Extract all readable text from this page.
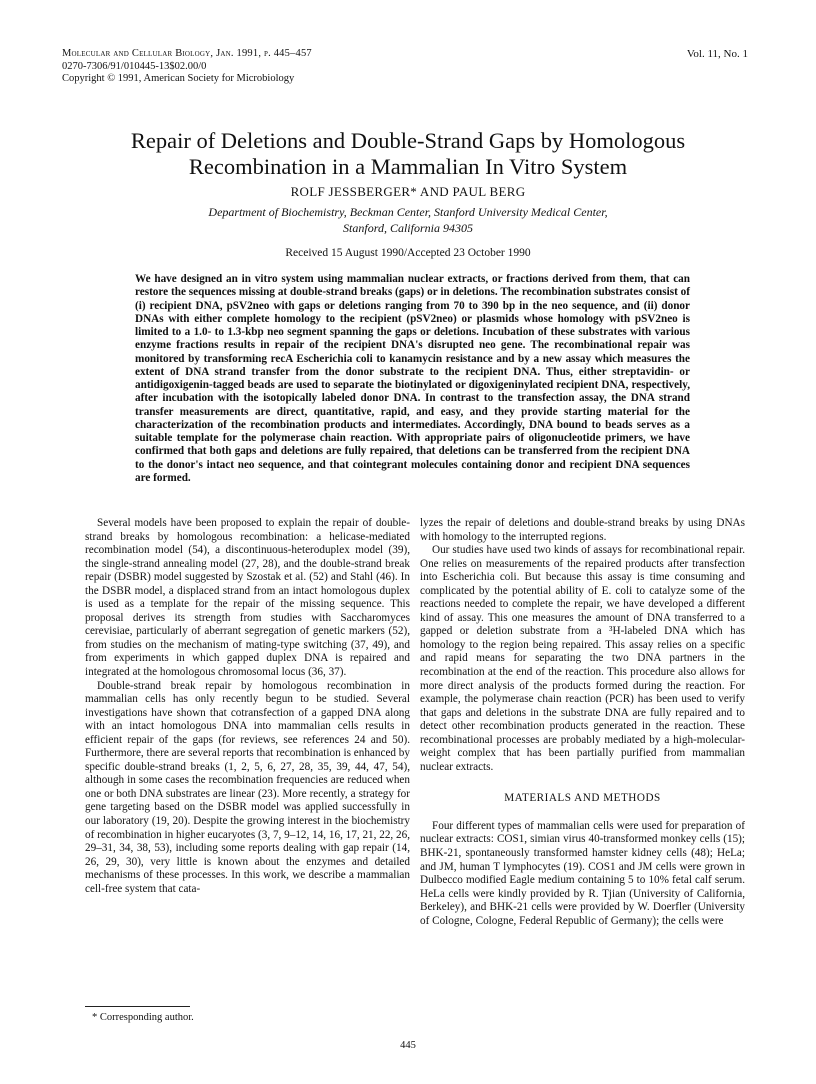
Molecular and Cellular Biology, Jan. 1991, p. 445–457
0270-7306/91/010445-13$02.00/0
Copyright © 1991, American Society for Microbiology
Vol. 11, No. 1
Repair of Deletions and Double-Strand Gaps by Homologous Recombination in a Mammalian In Vitro System
ROLF JESSBERGER* AND PAUL BERG
Department of Biochemistry, Beckman Center, Stanford University Medical Center,
Stanford, California 94305
Received 15 August 1990/Accepted 23 October 1990
We have designed an in vitro system using mammalian nuclear extracts, or fractions derived from them, that can restore the sequences missing at double-strand breaks (gaps) or in deletions. The recombination substrates consist of (i) recipient DNA, pSV2neo with gaps or deletions ranging from 70 to 390 bp in the neo sequence, and (ii) donor DNAs with either complete homology to the recipient (pSV2neo) or plasmids whose homology with pSV2neo is limited to a 1.0- to 1.3-kbp neo segment spanning the gaps or deletions. Incubation of these substrates with various enzyme fractions results in repair of the recipient DNA's disrupted neo gene. The recombinational repair was monitored by transforming recA Escherichia coli to kanamycin resistance and by a new assay which measures the extent of DNA strand transfer from the donor substrate to the recipient DNA. Thus, either streptavidin- or antidigoxigenin-tagged beads are used to separate the biotinylated or digoxigeninylated recipient DNA, respectively, after incubation with the isotopically labeled donor DNA. In contrast to the transfection assay, the DNA strand transfer measurements are direct, quantitative, rapid, and easy, and they provide starting material for the characterization of the recombination products and intermediates. Accordingly, DNA bound to beads serves as a suitable template for the polymerase chain reaction. With appropriate pairs of oligonucleotide primers, we have confirmed that both gaps and deletions are fully repaired, that deletions can be transferred from the recipient DNA to the donor's intact neo sequence, and that cointegrant molecules containing donor and recipient DNA sequences are formed.

Several models have been proposed to explain the repair of double-strand breaks by homologous recombination: a helicase-mediated recombination model (54), a discontinuous-heteroduplex model (39), the single-strand annealing model (27, 28), and the double-strand break repair (DSBR) model suggested by Szostak et al. (52) and Stahl (46). In the DSBR model, a displaced strand from an intact homologous duplex is used as a template for the repair of the missing sequence. This proposal derives its strength from studies with Saccharomyces cerevisiae, particularly of aberrant segregation of genetic markers (52), from studies on the mechanism of mating-type switching (37, 49), and from experiments in which gapped duplex DNA is repaired and integrated at the homologous chromosomal locus (36, 37).

Double-strand break repair by homologous recombination in mammalian cells has only recently begun to be studied. Several investigations have shown that cotransfection of a gapped DNA along with an intact homologous DNA into mammalian cells results in efficient repair of the gaps (for reviews, see references 24 and 50). Furthermore, there are several reports that recombination is enhanced by specific double-strand breaks (1, 2, 5, 6, 27, 28, 35, 39, 44, 47, 54), although in some cases the recombination frequencies are reduced when one or both DNA substrates are linear (23). More recently, a strategy for gene targeting based on the DSBR model was applied successfully in our laboratory (19, 20). Despite the growing interest in the biochemistry of recombination in higher eucaryotes (3, 7, 9–12, 14, 16, 17, 21, 22, 26, 29–31, 34, 38, 53), including some reports dealing with gap repair (14, 26, 29, 30), very little is known about the enzymes and detailed mechanisms of these processes. In this work, we describe a mammalian cell-free system that cata-

lyzes the repair of deletions and double-strand breaks by using DNAs with homology to the interrupted regions.

Our studies have used two kinds of assays for recombinational repair. One relies on measurements of the repaired products after transfection into Escherichia coli. But because this assay is time consuming and complicated by the potential ability of E. coli to catalyze some of the reactions needed to complete the repair, we have developed a different kind of assay. This one measures the amount of DNA transferred to a gapped or deletion substrate from a ³H-labeled DNA which has homology to the region being repaired. This assay relies on a specific and rapid means for separating the two DNA partners in the recombination at the end of the reaction. This procedure also allows for more direct analysis of the products formed during the reaction. For example, the polymerase chain reaction (PCR) has been used to verify that gaps and deletions in the substrate DNA are fully repaired and to detect other recombination products generated in the reaction. These recombinational processes are probably mediated by a high-molecular-weight complex that has been partially purified from mammalian nuclear extracts.

MATERIALS AND METHODS

Four different types of mammalian cells were used for preparation of nuclear extracts: COS1, simian virus 40-transformed monkey cells (15); BHK-21, spontaneously transformed hamster kidney cells (48); HeLa; and JM, human T lymphocytes (19). COS1 and JM cells were grown in Dulbecco modified Eagle medium containing 5 to 10% fetal calf serum. HeLa cells were kindly provided by R. Tjian (University of California, Berkeley), and BHK-21 cells were provided by W. Doerfler (University of Cologne, Cologne, Federal Republic of Germany); the cells were

* Corresponding author.
445
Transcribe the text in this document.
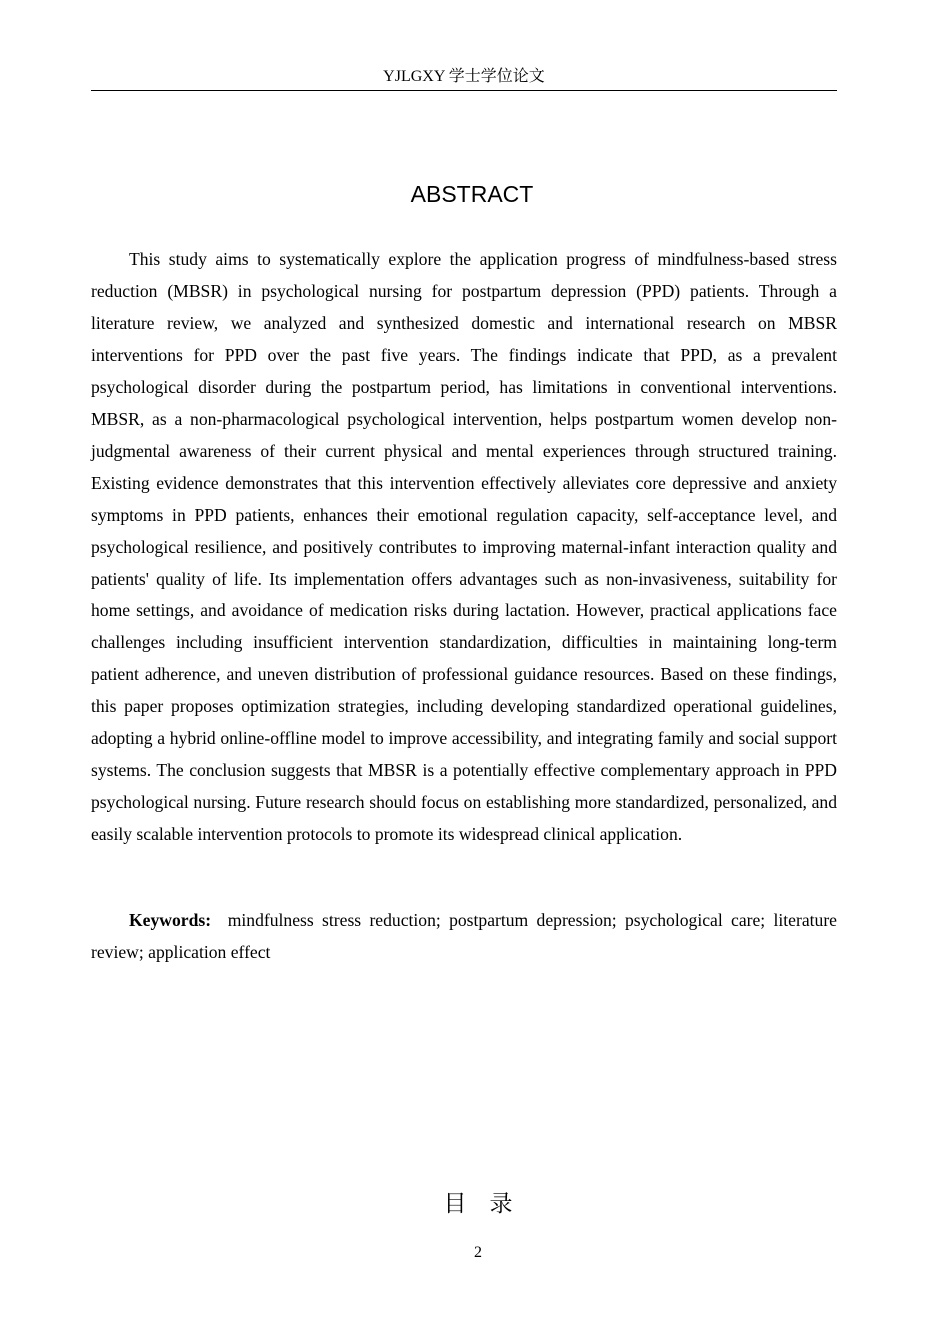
YJLGXY 学士学位论文
ABSTRACT

This study aims to systematically explore the application progress of mindfulness-based stress reduction (MBSR) in psychological nursing for postpartum depression (PPD) patients. Through a literature review, we analyzed and synthesized domestic and international research on MBSR interventions for PPD over the past five years. The findings indicate that PPD, as a prevalent psychological disorder during the postpartum period, has limitations in conventional interventions. MBSR, as a non-pharmacological psychological intervention, helps postpartum women develop non-judgmental awareness of their current physical and mental experiences through structured training. Existing evidence demonstrates that this intervention effectively alleviates core depressive and anxiety symptoms in PPD patients, enhances their emotional regulation capacity, self-acceptance level, and psychological resilience, and positively contributes to improving maternal-infant interaction quality and patients' quality of life. Its implementation offers advantages such as non-invasiveness, suitability for home settings, and avoidance of medication risks during lactation. However, practical applications face challenges including insufficient intervention standardization, difficulties in maintaining long-term patient adherence, and uneven distribution of professional guidance resources. Based on these findings, this paper proposes optimization strategies, including developing standardized operational guidelines, adopting a hybrid online-offline model to improve accessibility, and integrating family and social support systems. The conclusion suggests that MBSR is a potentially effective complementary approach in PPD psychological nursing. Future research should focus on establishing more standardized, personalized, and easily scalable intervention protocols to promote its widespread clinical application.

Keywords: mindfulness stress reduction; postpartum depression; psychological care; literature review; application effect

目　录
2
+++
- [Brief]: Throughout the material above, find each line with "Stanford" and return it.

- [Solution to the exercise]:
Department of Biochemistry, Beckman Center, Stanford University Medical Center,
Stanford, California 94305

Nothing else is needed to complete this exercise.